(Data extracted from a collection)
■ ■ ■ ■ ■ ■ ■

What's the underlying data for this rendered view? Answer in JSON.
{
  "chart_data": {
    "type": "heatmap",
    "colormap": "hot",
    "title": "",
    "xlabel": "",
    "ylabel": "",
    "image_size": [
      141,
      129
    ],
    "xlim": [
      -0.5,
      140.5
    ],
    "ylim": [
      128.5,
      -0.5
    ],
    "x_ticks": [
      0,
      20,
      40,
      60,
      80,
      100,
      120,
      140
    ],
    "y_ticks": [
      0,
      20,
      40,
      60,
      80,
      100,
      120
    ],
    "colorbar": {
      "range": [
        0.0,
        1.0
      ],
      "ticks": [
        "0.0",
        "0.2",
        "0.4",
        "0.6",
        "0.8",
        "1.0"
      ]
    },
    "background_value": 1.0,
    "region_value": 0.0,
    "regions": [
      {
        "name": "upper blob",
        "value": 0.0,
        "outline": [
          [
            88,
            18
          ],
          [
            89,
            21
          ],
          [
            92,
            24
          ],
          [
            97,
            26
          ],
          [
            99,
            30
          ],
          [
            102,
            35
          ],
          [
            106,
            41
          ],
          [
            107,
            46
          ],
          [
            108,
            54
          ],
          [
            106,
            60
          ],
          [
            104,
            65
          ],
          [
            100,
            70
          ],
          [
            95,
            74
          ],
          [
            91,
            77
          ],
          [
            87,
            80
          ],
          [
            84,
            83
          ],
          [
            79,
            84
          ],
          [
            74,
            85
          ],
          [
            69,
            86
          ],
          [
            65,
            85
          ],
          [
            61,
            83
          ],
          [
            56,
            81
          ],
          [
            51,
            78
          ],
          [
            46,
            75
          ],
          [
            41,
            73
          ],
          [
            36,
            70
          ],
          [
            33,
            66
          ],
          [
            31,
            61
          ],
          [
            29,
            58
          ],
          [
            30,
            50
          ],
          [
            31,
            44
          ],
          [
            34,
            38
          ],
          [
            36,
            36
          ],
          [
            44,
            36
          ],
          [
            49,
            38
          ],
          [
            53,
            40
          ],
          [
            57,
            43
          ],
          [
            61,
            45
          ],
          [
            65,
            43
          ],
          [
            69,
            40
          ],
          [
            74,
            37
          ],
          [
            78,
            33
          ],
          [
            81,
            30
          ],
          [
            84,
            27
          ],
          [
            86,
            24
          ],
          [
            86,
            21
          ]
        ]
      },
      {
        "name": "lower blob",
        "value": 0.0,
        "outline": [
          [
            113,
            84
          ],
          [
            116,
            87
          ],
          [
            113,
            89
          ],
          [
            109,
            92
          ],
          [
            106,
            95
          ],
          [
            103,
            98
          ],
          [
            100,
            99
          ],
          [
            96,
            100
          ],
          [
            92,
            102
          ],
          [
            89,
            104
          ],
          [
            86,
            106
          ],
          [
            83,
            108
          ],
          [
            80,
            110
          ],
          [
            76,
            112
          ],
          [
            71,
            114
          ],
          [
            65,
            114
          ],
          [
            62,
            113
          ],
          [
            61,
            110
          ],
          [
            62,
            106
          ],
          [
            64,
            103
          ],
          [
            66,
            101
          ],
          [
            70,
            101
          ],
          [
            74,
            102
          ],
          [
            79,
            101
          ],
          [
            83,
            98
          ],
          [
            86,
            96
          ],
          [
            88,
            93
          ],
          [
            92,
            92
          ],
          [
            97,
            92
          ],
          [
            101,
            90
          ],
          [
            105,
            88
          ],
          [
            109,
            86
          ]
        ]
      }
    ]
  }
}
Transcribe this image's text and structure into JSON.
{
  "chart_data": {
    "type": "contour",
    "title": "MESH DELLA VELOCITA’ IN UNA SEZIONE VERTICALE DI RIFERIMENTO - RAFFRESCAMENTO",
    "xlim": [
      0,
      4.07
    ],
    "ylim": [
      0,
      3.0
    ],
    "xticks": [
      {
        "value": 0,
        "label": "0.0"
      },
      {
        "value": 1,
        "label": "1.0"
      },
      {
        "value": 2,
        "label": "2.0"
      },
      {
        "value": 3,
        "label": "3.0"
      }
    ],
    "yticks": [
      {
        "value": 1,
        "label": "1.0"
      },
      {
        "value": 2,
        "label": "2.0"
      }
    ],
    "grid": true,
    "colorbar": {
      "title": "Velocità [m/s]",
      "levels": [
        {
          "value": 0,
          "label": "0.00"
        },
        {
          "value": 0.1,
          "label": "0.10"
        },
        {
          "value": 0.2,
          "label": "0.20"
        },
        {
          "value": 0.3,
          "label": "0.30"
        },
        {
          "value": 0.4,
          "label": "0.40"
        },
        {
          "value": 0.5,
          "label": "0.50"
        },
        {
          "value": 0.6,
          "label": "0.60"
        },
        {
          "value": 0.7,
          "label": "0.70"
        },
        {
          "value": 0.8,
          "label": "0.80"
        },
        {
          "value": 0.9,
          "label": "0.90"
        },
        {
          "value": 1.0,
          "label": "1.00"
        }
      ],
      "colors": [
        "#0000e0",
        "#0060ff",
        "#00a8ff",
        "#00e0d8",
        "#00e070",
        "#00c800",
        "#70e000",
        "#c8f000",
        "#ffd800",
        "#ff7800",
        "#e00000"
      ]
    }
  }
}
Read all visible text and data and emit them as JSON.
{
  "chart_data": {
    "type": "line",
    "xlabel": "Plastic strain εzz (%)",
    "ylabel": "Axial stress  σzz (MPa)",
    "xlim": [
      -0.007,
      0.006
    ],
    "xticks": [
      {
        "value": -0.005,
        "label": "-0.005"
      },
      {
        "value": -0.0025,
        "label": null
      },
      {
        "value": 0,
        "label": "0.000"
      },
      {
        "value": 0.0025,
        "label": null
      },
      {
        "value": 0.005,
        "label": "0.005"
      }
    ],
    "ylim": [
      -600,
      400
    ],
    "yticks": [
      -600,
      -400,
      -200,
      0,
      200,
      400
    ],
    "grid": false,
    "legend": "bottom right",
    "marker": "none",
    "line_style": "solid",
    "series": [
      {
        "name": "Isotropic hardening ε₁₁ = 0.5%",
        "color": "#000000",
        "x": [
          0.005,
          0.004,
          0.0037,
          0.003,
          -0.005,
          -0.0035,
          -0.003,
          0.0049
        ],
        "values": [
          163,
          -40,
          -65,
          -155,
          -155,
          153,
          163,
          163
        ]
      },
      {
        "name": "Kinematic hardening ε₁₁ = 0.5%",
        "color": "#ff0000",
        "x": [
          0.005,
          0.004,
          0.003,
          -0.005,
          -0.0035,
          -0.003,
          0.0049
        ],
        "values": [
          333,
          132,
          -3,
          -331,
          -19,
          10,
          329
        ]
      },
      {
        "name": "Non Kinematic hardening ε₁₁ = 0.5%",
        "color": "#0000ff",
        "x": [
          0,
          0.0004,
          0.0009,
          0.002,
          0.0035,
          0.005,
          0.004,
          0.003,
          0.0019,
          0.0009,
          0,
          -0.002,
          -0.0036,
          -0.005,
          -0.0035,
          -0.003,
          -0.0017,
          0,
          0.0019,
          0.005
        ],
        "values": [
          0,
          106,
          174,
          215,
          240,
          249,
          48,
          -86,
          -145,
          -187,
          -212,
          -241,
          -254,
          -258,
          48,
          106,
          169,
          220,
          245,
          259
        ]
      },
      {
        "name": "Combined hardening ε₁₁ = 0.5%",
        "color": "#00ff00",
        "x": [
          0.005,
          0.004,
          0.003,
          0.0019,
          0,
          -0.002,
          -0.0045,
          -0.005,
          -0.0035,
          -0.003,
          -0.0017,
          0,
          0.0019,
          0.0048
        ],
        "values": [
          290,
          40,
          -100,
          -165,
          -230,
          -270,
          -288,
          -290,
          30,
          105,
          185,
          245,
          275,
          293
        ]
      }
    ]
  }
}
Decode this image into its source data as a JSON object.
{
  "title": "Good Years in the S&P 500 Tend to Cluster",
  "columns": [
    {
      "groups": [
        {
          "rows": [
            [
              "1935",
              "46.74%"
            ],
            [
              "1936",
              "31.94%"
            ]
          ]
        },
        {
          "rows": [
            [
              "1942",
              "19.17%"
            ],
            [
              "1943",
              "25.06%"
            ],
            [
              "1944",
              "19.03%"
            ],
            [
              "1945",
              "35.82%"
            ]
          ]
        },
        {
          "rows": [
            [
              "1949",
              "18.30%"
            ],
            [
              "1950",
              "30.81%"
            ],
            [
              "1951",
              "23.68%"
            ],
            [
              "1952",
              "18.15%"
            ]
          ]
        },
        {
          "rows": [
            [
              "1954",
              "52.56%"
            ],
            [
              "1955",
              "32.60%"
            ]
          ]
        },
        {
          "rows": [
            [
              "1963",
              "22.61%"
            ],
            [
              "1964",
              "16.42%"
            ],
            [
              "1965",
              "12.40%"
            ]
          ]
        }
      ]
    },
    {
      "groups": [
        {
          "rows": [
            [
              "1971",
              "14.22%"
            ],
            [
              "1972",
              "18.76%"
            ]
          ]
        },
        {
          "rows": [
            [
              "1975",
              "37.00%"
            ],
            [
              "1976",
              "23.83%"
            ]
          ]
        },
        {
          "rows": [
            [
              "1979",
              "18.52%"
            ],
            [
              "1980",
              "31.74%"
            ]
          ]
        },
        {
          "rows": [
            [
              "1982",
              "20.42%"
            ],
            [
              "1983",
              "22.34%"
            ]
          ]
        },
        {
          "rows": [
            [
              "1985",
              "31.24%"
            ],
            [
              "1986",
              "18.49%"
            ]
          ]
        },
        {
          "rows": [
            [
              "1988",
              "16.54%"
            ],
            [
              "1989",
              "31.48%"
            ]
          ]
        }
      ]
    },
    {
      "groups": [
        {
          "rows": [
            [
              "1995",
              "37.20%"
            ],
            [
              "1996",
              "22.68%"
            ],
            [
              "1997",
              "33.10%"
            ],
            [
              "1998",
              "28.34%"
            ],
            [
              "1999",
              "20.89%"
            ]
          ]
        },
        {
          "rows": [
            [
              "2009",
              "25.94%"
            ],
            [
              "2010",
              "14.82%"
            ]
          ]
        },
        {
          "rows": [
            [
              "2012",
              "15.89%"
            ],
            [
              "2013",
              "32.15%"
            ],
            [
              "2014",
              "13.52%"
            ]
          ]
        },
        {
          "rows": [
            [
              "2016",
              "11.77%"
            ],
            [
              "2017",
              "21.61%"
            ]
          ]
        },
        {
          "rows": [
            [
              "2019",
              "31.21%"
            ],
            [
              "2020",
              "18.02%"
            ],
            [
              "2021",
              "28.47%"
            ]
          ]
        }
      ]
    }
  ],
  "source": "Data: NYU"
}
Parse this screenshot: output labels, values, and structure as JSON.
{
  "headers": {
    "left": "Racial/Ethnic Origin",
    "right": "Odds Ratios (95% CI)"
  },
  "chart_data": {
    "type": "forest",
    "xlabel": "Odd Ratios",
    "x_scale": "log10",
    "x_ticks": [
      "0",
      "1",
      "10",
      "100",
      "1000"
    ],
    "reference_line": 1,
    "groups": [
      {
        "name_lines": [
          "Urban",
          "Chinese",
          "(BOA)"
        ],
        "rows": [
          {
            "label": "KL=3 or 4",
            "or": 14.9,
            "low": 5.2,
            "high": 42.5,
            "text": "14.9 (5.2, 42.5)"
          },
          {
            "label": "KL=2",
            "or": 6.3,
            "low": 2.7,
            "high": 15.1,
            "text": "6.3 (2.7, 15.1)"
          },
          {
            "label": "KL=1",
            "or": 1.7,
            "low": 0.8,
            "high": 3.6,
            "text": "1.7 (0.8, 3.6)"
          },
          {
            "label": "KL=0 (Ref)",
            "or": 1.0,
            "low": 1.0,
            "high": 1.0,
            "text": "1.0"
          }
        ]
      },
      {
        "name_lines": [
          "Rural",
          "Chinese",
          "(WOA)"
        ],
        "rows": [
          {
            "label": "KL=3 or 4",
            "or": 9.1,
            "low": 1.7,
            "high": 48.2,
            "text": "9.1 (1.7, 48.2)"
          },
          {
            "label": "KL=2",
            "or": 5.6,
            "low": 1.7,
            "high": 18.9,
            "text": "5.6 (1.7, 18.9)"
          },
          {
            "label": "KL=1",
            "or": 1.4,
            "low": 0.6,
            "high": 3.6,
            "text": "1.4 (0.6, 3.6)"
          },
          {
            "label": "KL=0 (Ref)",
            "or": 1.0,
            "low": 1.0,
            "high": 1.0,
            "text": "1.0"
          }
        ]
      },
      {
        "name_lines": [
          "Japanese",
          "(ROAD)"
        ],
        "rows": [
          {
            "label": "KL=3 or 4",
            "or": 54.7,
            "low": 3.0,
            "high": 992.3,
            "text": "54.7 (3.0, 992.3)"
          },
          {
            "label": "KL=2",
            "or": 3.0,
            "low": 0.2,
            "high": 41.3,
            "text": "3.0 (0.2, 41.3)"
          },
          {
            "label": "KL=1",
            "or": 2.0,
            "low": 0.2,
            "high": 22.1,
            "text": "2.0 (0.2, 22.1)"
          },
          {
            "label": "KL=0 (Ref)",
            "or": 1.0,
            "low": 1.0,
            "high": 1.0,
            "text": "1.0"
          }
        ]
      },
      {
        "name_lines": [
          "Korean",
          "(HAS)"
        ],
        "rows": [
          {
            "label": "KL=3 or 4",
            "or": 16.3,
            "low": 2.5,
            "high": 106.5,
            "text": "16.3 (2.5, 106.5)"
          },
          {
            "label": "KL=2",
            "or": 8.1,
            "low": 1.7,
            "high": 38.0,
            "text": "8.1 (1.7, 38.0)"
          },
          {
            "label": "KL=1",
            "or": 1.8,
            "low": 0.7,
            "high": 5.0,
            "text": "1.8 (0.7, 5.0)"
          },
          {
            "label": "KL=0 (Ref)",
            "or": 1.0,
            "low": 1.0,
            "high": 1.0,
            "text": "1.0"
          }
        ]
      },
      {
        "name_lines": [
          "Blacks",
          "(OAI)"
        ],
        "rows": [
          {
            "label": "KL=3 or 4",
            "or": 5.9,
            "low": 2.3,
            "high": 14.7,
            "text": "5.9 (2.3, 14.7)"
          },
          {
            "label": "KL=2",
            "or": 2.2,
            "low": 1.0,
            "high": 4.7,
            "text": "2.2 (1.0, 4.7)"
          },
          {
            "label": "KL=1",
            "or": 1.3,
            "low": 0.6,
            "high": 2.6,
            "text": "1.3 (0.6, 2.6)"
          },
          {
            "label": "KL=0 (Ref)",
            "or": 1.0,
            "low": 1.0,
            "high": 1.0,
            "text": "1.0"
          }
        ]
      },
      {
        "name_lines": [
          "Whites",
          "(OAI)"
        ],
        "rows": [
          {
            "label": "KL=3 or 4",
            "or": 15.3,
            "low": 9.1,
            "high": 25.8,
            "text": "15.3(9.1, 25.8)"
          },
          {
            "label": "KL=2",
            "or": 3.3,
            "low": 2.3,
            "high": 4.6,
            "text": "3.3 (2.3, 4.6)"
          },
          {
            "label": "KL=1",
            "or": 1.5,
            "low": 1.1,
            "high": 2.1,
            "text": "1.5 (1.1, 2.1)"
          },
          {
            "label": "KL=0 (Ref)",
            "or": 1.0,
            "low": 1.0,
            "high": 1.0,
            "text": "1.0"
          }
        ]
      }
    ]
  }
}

■ ■ ■ ■ ■ ■ ■

▶ [OBJECTIVE]
For each line above that contains the word "JSON", copy that line.

▶ [ANSWER TO THE EXERCISE]
What's the underlying data for this rendered view? Answer in JSON.
Transcribe this image's text and structure into JSON.
Read all visible text and data and emit them as JSON.
Decode this image into its source data as a JSON object.
Parse this screenshot: output labels, values, and structure as JSON.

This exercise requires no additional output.